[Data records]
☆ ☆ ☆ ☆

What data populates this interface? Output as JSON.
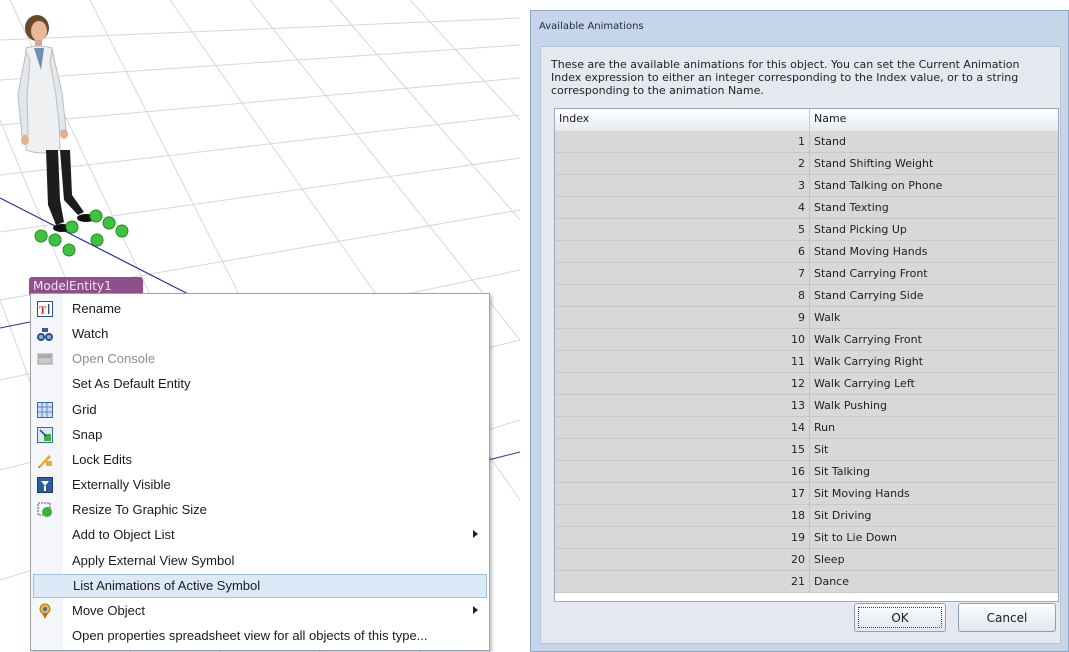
{
  "viewport": {
    "entity_label": "ModelEntity1",
    "selection_color": "#39c23a"
  },
  "context_menu": {
    "items": [
      {
        "label": "Rename",
        "icon": "rename-icon"
      },
      {
        "label": "Watch",
        "icon": "binoculars-icon"
      },
      {
        "label": "Open Console",
        "icon": "console-icon",
        "disabled": true
      },
      {
        "label": "Set As Default Entity",
        "icon": ""
      },
      {
        "label": "Grid",
        "icon": "grid-icon"
      },
      {
        "label": "Snap",
        "icon": "snap-icon"
      },
      {
        "label": "Lock Edits",
        "icon": "lock-edits-icon"
      },
      {
        "label": "Externally Visible",
        "icon": "externally-visible-icon"
      },
      {
        "label": "Resize To Graphic Size",
        "icon": "resize-icon"
      },
      {
        "label": "Add to Object List",
        "icon": "",
        "submenu": true
      },
      {
        "label": "Apply External View Symbol",
        "icon": ""
      },
      {
        "label": "List Animations of Active Symbol",
        "icon": "",
        "highlighted": true
      },
      {
        "label": "Move Object",
        "icon": "move-object-icon",
        "submenu": true
      },
      {
        "label": "Open properties spreadsheet view for all objects of this type...",
        "icon": ""
      }
    ]
  },
  "dialog": {
    "title": "Available Animations",
    "description": "These are the available animations for this object. You can set the Current Animation Index expression to either an integer corresponding to the Index value, or to a string corresponding to the animation Name.",
    "columns": {
      "index": "Index",
      "name": "Name"
    },
    "rows": [
      {
        "index": "1",
        "name": "Stand"
      },
      {
        "index": "2",
        "name": "Stand Shifting Weight"
      },
      {
        "index": "3",
        "name": "Stand Talking on Phone"
      },
      {
        "index": "4",
        "name": "Stand Texting"
      },
      {
        "index": "5",
        "name": "Stand Picking Up"
      },
      {
        "index": "6",
        "name": "Stand Moving Hands"
      },
      {
        "index": "7",
        "name": "Stand Carrying Front"
      },
      {
        "index": "8",
        "name": "Stand Carrying Side"
      },
      {
        "index": "9",
        "name": "Walk"
      },
      {
        "index": "10",
        "name": "Walk Carrying Front"
      },
      {
        "index": "11",
        "name": "Walk Carrying Right"
      },
      {
        "index": "12",
        "name": "Walk Carrying Left"
      },
      {
        "index": "13",
        "name": "Walk Pushing"
      },
      {
        "index": "14",
        "name": "Run"
      },
      {
        "index": "15",
        "name": "Sit"
      },
      {
        "index": "16",
        "name": "Sit Talking"
      },
      {
        "index": "17",
        "name": "Sit Moving Hands"
      },
      {
        "index": "18",
        "name": "Sit Driving"
      },
      {
        "index": "19",
        "name": "Sit to Lie Down"
      },
      {
        "index": "20",
        "name": "Sleep"
      },
      {
        "index": "21",
        "name": "Dance"
      }
    ],
    "ok_label": "OK",
    "cancel_label": "Cancel"
  }
}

☆ ☆ ☆ ☆

#### Given exercise
Give back the whole listing as it stands, minus its pictures.

#### Correct result
What data populates this interface? Output as JSON.
{
  "viewport": {
    "entity_label": "ModelEntity1",
    "selection_color": "#39c23a"
  },
  "context_menu": {
    "items": [
      {
        "label": "Rename",
        "icon": "rename-icon"
      },
      {
        "label": "Watch",
        "icon": "binoculars-icon"
      },
      {
        "label": "Open Console",
        "icon": "console-icon",
        "disabled": true
      },
      {
        "label": "Set As Default Entity",
        "icon": ""
      },
      {
        "label": "Grid",
        "icon": "grid-icon"
      },
      {
        "label": "Snap",
        "icon": "snap-icon"
      },
      {
        "label": "Lock Edits",
        "icon": "lock-edits-icon"
      },
      {
        "label": "Externally Visible",
        "icon": "externally-visible-icon"
      },
      {
        "label": "Resize To Graphic Size",
        "icon": "resize-icon"
      },
      {
        "label": "Add to Object List",
        "icon": "",
        "submenu": true
      },
      {
        "label": "Apply External View Symbol",
        "icon": ""
      },
      {
        "label": "List Animations of Active Symbol",
        "icon": "",
        "highlighted": true
      },
      {
        "label": "Move Object",
        "icon": "move-object-icon",
        "submenu": true
      },
      {
        "label": "Open properties spreadsheet view for all objects of this type...",
        "icon": ""
      }
    ]
  },
  "dialog": {
    "title": "Available Animations",
    "description": "These are the available animations for this object. You can set the Current Animation Index expression to either an integer corresponding to the Index value, or to a string corresponding to the animation Name.",
    "columns": {
      "index": "Index",
      "name": "Name"
    },
    "rows": [
      {
        "index": "1",
        "name": "Stand"
      },
      {
        "index": "2",
        "name": "Stand Shifting Weight"
      },
      {
        "index": "3",
        "name": "Stand Talking on Phone"
      },
      {
        "index": "4",
        "name": "Stand Texting"
      },
      {
        "index": "5",
        "name": "Stand Picking Up"
      },
      {
        "index": "6",
        "name": "Stand Moving Hands"
      },
      {
        "index": "7",
        "name": "Stand Carrying Front"
      },
      {
        "index": "8",
        "name": "Stand Carrying Side"
      },
      {
        "index": "9",
        "name": "Walk"
      },
      {
        "index": "10",
        "name": "Walk Carrying Front"
      },
      {
        "index": "11",
        "name": "Walk Carrying Right"
      },
      {
        "index": "12",
        "name": "Walk Carrying Left"
      },
      {
        "index": "13",
        "name": "Walk Pushing"
      },
      {
        "index": "14",
        "name": "Run"
      },
      {
        "index": "15",
        "name": "Sit"
      },
      {
        "index": "16",
        "name": "Sit Talking"
      },
      {
        "index": "17",
        "name": "Sit Moving Hands"
      },
      {
        "index": "18",
        "name": "Sit Driving"
      },
      {
        "index": "19",
        "name": "Sit to Lie Down"
      },
      {
        "index": "20",
        "name": "Sleep"
      },
      {
        "index": "21",
        "name": "Dance"
      }
    ],
    "ok_label": "OK",
    "cancel_label": "Cancel"
  }
}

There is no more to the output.